-- DATASET EXTRACT follows --

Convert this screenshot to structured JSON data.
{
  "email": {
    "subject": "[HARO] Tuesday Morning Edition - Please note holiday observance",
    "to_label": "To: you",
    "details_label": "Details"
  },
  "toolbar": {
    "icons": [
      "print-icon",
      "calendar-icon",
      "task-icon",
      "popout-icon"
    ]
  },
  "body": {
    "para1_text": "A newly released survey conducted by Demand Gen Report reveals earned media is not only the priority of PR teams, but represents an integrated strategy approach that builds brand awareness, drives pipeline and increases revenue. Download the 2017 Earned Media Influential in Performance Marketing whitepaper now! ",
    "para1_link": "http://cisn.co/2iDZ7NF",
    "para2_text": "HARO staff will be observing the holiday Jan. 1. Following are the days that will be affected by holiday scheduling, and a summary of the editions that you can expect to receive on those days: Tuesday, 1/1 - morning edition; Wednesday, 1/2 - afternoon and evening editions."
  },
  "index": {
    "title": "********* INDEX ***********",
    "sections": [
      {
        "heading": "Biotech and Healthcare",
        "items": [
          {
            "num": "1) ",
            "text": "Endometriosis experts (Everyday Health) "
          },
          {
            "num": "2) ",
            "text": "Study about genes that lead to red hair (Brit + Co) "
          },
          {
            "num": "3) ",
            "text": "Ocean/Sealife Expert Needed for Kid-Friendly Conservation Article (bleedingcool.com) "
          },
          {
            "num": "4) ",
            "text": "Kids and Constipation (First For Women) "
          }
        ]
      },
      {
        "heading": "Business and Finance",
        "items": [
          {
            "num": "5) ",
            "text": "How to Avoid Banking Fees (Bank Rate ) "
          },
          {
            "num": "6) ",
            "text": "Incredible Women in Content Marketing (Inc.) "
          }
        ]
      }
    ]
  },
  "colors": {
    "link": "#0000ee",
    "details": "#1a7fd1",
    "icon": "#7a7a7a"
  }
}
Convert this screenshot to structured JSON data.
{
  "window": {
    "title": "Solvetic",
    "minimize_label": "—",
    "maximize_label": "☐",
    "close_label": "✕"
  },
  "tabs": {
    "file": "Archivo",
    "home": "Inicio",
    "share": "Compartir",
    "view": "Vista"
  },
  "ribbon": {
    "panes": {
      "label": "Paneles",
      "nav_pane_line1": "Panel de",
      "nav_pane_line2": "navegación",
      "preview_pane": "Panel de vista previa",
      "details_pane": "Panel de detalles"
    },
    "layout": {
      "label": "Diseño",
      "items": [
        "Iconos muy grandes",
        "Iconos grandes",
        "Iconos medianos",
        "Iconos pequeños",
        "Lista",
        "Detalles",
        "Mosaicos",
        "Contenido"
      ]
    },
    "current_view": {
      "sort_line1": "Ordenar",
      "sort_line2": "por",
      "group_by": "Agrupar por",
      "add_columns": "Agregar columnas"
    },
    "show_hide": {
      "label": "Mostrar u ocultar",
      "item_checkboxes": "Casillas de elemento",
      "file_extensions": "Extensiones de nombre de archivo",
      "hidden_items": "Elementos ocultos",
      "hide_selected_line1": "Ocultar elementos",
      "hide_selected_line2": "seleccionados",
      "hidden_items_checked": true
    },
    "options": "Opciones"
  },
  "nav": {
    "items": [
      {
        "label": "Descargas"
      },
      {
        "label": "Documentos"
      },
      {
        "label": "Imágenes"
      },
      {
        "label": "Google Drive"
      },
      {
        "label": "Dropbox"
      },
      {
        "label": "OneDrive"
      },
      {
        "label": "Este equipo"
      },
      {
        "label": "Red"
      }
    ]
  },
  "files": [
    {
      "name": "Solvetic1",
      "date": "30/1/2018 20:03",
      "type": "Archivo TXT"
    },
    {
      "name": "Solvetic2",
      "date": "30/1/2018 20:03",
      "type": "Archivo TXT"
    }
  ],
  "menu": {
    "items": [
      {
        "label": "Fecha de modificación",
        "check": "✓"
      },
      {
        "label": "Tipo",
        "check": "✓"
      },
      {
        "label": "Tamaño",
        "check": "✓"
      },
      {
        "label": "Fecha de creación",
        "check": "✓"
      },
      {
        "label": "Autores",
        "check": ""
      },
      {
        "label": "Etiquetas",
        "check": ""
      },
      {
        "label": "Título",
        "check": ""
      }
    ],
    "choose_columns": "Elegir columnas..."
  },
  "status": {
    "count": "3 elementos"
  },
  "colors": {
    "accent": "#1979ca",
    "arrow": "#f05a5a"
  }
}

-- DATASET EXTRACT concluded --

Give back all the records above exactly. Keep every word.

__SOLUTION FOR THIS PROBLEM__
Convert this screenshot to structured JSON data.
{
  "email": {
    "subject": "[HARO] Tuesday Morning Edition - Please note holiday observance",
    "to_label": "To: you",
    "details_label": "Details"
  },
  "toolbar": {
    "icons": [
      "print-icon",
      "calendar-icon",
      "task-icon",
      "popout-icon"
    ]
  },
  "body": {
    "para1_text": "A newly released survey conducted by Demand Gen Report reveals earned media is not only the priority of PR teams, but represents an integrated strategy approach that builds brand awareness, drives pipeline and increases revenue. Download the 2017 Earned Media Influential in Performance Marketing whitepaper now! ",
    "para1_link": "http://cisn.co/2iDZ7NF",
    "para2_text": "HARO staff will be observing the holiday Jan. 1. Following are the days that will be affected by holiday scheduling, and a summary of the editions that you can expect to receive on those days: Tuesday, 1/1 - morning edition; Wednesday, 1/2 - afternoon and evening editions."
  },
  "index": {
    "title": "********* INDEX ***********",
    "sections": [
      {
        "heading": "Biotech and Healthcare",
        "items": [
          {
            "num": "1) ",
            "text": "Endometriosis experts (Everyday Health) "
          },
          {
            "num": "2) ",
            "text": "Study about genes that lead to red hair (Brit + Co) "
          },
          {
            "num": "3) ",
            "text": "Ocean/Sealife Expert Needed for Kid-Friendly Conservation Article (bleedingcool.com) "
          },
          {
            "num": "4) ",
            "text": "Kids and Constipation (First For Women) "
          }
        ]
      },
      {
        "heading": "Business and Finance",
        "items": [
          {
            "num": "5) ",
            "text": "How to Avoid Banking Fees (Bank Rate ) "
          },
          {
            "num": "6) ",
            "text": "Incredible Women in Content Marketing (Inc.) "
          }
        ]
      }
    ]
  },
  "colors": {
    "link": "#0000ee",
    "details": "#1a7fd1",
    "icon": "#7a7a7a"
  }
}
Convert this screenshot to structured JSON data.
{
  "window": {
    "title": "Solvetic",
    "minimize_label": "—",
    "maximize_label": "☐",
    "close_label": "✕"
  },
  "tabs": {
    "file": "Archivo",
    "home": "Inicio",
    "share": "Compartir",
    "view": "Vista"
  },
  "ribbon": {
    "panes": {
      "label": "Paneles",
      "nav_pane_line1": "Panel de",
      "nav_pane_line2": "navegación",
      "preview_pane": "Panel de vista previa",
      "details_pane": "Panel de detalles"
    },
    "layout": {
      "label": "Diseño",
      "items": [
        "Iconos muy grandes",
        "Iconos grandes",
        "Iconos medianos",
        "Iconos pequeños",
        "Lista",
        "Detalles",
        "Mosaicos",
        "Contenido"
      ]
    },
    "current_view": {
      "sort_line1": "Ordenar",
      "sort_line2": "por",
      "group_by": "Agrupar por",
      "add_columns": "Agregar columnas"
    },
    "show_hide": {
      "label": "Mostrar u ocultar",
      "item_checkboxes": "Casillas de elemento",
      "file_extensions": "Extensiones de nombre de archivo",
      "hidden_items": "Elementos ocultos",
      "hide_selected_line1": "Ocultar elementos",
      "hide_selected_line2": "seleccionados",
      "hidden_items_checked": true
    },
    "options": "Opciones"
  },
  "nav": {
    "items": [
      {
        "label": "Descargas"
      },
      {
        "label": "Documentos"
      },
      {
        "label": "Imágenes"
      },
      {
        "label": "Google Drive"
      },
      {
        "label": "Dropbox"
      },
      {
        "label": "OneDrive"
      },
      {
        "label": "Este equipo"
      },
      {
        "label": "Red"
      }
    ]
  },
  "files": [
    {
      "name": "Solvetic1",
      "date": "30/1/2018 20:03",
      "type": "Archivo TXT"
    },
    {
      "name": "Solvetic2",
      "date": "30/1/2018 20:03",
      "type": "Archivo TXT"
    }
  ],
  "menu": {
    "items": [
      {
        "label": "Fecha de modificación",
        "check": "✓"
      },
      {
        "label": "Tipo",
        "check": "✓"
      },
      {
        "label": "Tamaño",
        "check": "✓"
      },
      {
        "label": "Fecha de creación",
        "check": "✓"
      },
      {
        "label": "Autores",
        "check": ""
      },
      {
        "label": "Etiquetas",
        "check": ""
      },
      {
        "label": "Título",
        "check": ""
      }
    ],
    "choose_columns": "Elegir columnas..."
  },
  "status": {
    "count": "3 elementos"
  },
  "colors": {
    "accent": "#1979ca",
    "arrow": "#f05a5a"
  }
}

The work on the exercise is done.